Every line of the material is to be quoted verbatim, minus the pictures.

> [DATASET]:
-- BEGIN --

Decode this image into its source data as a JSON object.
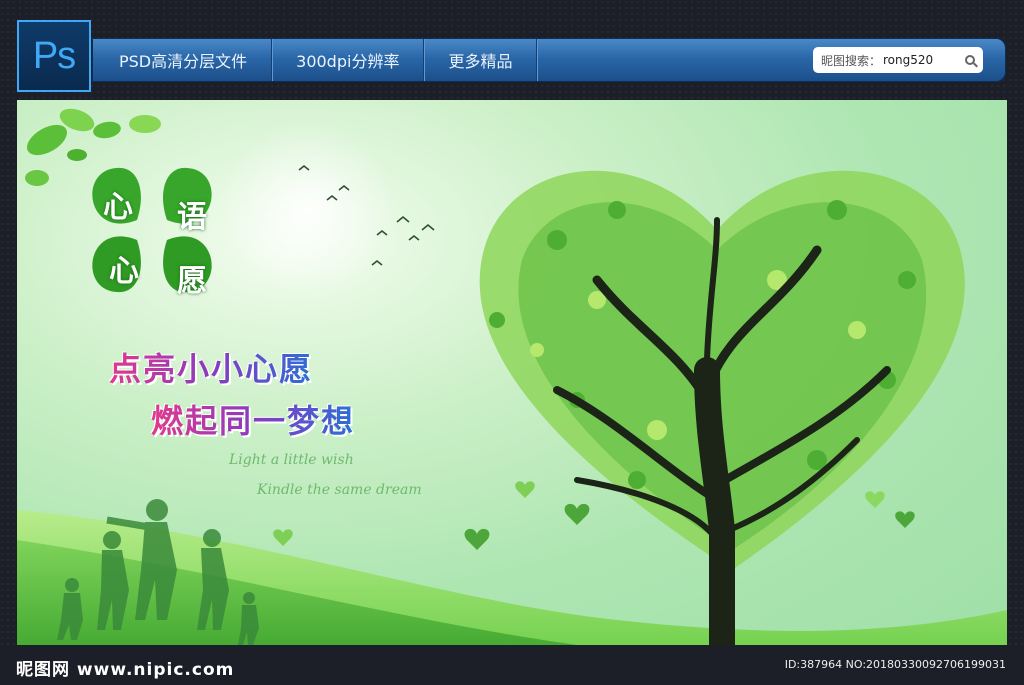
{
  "logo": {
    "text": "Ps"
  },
  "nav": {
    "items": [
      "PSD高清分层文件",
      "300dpi分辨率",
      "更多精品"
    ],
    "search_label": "昵图搜索：",
    "search_value": "rong520"
  },
  "poster": {
    "clover": [
      "心",
      "语",
      "心",
      "愿"
    ],
    "slogan_line1": "点亮小小心愿",
    "slogan_line2": "燃起同一梦想",
    "eng_line1": "Light a little wish",
    "eng_line2": "Kindle the same dream"
  },
  "watermark": {
    "left": "昵图网 www.nipic.com",
    "right": "ID:387964 NO:20180330092706199031"
  },
  "colors": {
    "accent": "#3fa9f5",
    "nav": "#2a67a8",
    "leaf": "#6cc24a"
  }
}
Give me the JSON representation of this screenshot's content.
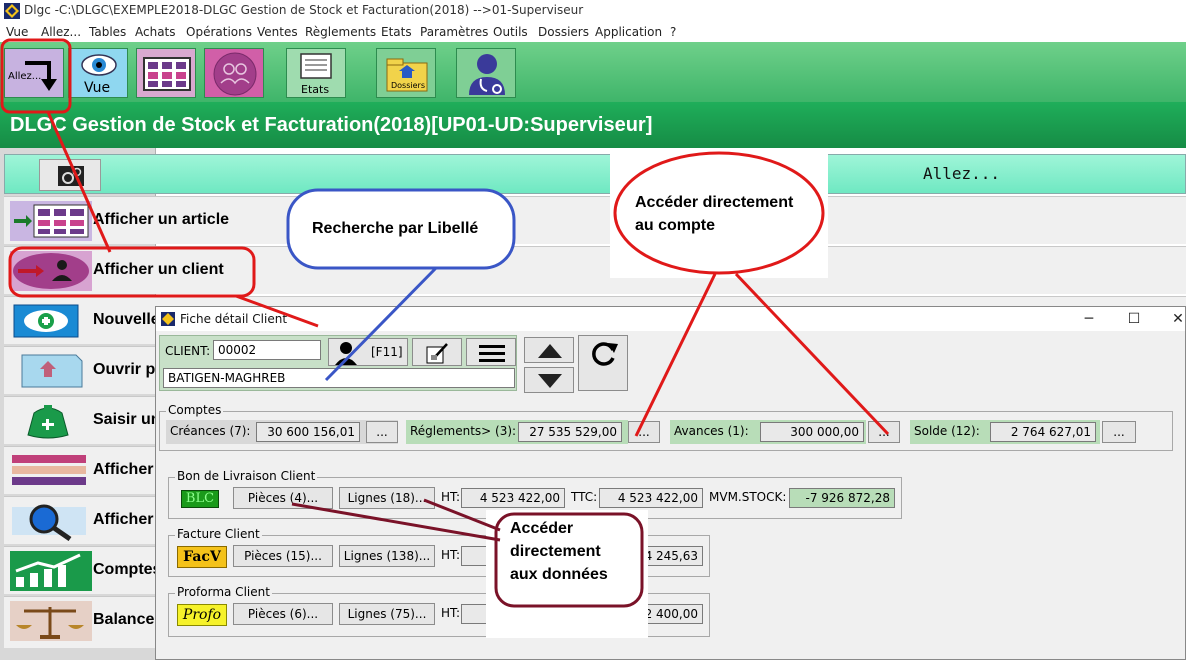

-- END --

> [COMPLETE OUTPUT]:
Decode this image into its source data as a JSON object.
{
  "logo": {
    "text": "Ps"
  },
  "nav": {
    "items": [
      "PSD高清分层文件",
      "300dpi分辨率",
      "更多精品"
    ],
    "search_label": "昵图搜索：",
    "search_value": "rong520"
  },
  "poster": {
    "clover": [
      "心",
      "语",
      "心",
      "愿"
    ],
    "slogan_line1": "点亮小小心愿",
    "slogan_line2": "燃起同一梦想",
    "eng_line1": "Light a little wish",
    "eng_line2": "Kindle the same dream"
  },
  "watermark": {
    "left": "昵图网 www.nipic.com",
    "right": "ID:387964 NO:20180330092706199031"
  },
  "colors": {
    "accent": "#3fa9f5",
    "nav": "#2a67a8",
    "leaf": "#6cc24a"
  }
}
Give me the JSON representation of this screenshot's content.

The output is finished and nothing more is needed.